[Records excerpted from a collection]
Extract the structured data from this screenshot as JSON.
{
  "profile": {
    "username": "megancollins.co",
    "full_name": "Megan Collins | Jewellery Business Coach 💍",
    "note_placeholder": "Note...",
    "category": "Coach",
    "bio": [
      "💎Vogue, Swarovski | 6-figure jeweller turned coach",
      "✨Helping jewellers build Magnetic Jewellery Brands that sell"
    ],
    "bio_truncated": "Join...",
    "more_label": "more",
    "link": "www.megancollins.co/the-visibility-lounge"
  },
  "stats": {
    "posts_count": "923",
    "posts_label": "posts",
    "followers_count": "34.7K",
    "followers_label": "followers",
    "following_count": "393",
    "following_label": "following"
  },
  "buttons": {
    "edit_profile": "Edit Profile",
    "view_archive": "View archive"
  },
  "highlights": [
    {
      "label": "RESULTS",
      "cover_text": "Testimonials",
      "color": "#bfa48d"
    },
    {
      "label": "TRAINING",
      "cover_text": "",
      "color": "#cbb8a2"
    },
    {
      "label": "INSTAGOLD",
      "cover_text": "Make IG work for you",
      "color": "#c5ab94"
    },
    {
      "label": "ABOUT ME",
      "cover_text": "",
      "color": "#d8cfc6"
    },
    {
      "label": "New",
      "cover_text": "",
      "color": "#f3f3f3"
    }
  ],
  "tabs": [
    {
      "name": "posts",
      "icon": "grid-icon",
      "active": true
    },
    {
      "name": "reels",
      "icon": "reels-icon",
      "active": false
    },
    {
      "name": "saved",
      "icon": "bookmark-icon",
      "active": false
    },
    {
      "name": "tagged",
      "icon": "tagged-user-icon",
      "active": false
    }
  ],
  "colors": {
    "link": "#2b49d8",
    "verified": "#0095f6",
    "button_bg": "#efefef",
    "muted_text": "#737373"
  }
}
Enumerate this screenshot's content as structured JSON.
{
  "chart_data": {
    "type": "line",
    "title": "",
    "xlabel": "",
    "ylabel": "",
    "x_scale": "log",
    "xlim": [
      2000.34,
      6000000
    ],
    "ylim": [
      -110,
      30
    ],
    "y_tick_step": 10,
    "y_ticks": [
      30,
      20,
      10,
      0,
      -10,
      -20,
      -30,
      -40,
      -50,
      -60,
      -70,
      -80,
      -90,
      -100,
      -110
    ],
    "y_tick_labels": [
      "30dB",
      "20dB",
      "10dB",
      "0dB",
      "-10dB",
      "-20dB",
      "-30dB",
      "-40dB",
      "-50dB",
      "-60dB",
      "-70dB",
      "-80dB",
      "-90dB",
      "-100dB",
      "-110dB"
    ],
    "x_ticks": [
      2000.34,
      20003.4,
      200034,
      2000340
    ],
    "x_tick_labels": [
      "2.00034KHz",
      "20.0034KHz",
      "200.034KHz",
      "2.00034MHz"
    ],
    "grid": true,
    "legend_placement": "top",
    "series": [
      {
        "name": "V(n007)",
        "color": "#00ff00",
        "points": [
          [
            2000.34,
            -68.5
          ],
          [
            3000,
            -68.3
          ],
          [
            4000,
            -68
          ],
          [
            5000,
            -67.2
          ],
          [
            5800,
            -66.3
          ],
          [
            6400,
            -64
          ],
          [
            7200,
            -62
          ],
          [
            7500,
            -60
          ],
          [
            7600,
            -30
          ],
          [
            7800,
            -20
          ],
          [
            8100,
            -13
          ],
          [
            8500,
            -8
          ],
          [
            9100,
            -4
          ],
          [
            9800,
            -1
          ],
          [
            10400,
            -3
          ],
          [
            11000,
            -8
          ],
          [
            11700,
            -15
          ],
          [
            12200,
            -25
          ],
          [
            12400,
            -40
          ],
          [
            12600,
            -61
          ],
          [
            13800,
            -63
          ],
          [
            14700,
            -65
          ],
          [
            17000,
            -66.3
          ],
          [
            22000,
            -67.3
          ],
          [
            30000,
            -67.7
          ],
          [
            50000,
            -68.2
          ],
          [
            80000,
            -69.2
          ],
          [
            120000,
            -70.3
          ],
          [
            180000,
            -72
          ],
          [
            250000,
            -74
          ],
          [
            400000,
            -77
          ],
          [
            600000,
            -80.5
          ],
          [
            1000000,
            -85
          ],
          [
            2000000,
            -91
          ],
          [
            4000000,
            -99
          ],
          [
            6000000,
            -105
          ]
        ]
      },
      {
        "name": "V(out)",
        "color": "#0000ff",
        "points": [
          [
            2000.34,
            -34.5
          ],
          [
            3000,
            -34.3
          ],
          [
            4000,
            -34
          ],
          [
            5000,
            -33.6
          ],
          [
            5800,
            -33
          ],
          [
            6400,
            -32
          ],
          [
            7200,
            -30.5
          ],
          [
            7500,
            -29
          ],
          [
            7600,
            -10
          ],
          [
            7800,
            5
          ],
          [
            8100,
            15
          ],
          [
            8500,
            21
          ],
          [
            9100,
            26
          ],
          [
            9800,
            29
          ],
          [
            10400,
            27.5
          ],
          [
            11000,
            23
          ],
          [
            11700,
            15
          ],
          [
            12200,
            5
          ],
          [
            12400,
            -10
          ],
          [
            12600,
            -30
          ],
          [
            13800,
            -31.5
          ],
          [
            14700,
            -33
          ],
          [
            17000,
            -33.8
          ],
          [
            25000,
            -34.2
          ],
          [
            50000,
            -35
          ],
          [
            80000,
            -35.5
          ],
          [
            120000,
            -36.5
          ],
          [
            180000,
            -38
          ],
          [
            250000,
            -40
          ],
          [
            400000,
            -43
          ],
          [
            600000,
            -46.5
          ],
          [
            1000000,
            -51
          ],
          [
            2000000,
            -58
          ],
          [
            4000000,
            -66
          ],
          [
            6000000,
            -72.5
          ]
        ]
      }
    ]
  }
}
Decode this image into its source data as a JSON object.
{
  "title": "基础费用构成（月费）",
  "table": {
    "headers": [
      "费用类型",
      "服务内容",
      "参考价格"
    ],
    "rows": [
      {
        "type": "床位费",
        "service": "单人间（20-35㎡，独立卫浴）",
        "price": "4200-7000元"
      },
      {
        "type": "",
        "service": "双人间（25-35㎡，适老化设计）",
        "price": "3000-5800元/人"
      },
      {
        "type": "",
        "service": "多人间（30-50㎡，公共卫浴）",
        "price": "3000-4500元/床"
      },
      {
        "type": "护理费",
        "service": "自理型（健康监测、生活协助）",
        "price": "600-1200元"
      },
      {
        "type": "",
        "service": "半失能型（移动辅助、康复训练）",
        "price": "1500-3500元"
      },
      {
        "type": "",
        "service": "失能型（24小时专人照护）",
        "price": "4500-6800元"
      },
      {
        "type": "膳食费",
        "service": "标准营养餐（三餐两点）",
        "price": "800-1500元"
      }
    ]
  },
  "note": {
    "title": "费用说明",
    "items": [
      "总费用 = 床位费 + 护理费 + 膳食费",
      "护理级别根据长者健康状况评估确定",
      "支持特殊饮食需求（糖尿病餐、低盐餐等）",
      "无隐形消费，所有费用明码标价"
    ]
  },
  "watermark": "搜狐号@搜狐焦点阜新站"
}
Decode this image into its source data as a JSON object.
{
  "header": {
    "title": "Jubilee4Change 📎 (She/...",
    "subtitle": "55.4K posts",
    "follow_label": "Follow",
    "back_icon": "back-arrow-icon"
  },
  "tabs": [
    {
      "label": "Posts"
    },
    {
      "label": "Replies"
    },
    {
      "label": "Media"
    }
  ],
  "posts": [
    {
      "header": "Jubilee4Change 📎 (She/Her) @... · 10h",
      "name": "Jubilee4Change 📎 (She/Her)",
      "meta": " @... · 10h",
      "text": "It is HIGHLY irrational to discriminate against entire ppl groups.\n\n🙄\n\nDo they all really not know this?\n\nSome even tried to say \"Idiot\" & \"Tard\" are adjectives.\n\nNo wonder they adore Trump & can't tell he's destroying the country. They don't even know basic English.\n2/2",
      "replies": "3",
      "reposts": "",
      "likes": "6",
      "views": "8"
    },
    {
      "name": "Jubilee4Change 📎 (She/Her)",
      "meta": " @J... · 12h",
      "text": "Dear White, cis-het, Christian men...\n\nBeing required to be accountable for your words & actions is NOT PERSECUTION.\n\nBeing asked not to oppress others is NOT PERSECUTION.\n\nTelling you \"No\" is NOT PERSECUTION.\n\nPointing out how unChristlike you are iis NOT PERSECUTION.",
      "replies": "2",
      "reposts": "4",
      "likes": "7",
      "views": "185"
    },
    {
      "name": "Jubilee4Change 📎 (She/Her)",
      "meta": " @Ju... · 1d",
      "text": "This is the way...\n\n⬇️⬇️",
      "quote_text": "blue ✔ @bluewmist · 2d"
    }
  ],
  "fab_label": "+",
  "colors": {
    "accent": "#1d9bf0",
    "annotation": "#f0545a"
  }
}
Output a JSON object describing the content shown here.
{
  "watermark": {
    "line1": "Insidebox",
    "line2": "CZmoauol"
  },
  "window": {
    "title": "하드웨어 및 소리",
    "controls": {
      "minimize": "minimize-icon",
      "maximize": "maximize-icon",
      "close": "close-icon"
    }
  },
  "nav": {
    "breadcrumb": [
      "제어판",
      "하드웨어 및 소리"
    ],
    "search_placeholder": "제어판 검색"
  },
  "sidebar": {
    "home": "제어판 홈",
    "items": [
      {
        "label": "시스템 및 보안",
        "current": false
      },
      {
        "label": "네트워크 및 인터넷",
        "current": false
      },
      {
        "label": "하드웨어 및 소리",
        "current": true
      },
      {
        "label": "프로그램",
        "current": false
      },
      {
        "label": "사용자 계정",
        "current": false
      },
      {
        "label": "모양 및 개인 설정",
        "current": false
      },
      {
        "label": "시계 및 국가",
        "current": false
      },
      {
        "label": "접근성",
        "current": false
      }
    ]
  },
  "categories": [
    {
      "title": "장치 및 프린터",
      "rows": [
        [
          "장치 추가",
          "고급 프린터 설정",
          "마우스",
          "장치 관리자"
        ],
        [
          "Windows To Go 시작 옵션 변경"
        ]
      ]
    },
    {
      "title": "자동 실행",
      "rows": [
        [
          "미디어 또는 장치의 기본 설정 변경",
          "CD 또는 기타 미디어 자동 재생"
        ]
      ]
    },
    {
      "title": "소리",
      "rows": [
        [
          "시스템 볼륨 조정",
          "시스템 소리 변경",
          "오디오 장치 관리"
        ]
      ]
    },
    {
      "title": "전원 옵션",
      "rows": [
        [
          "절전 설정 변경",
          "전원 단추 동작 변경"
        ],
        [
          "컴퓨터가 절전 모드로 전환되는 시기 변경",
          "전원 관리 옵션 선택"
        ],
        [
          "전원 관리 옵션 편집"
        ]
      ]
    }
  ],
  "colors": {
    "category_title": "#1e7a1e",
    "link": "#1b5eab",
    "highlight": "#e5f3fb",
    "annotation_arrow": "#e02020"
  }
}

*Problem description:*
Work out how many lines of the material above contain the word "link", then give only that figure.

*The answer:*
3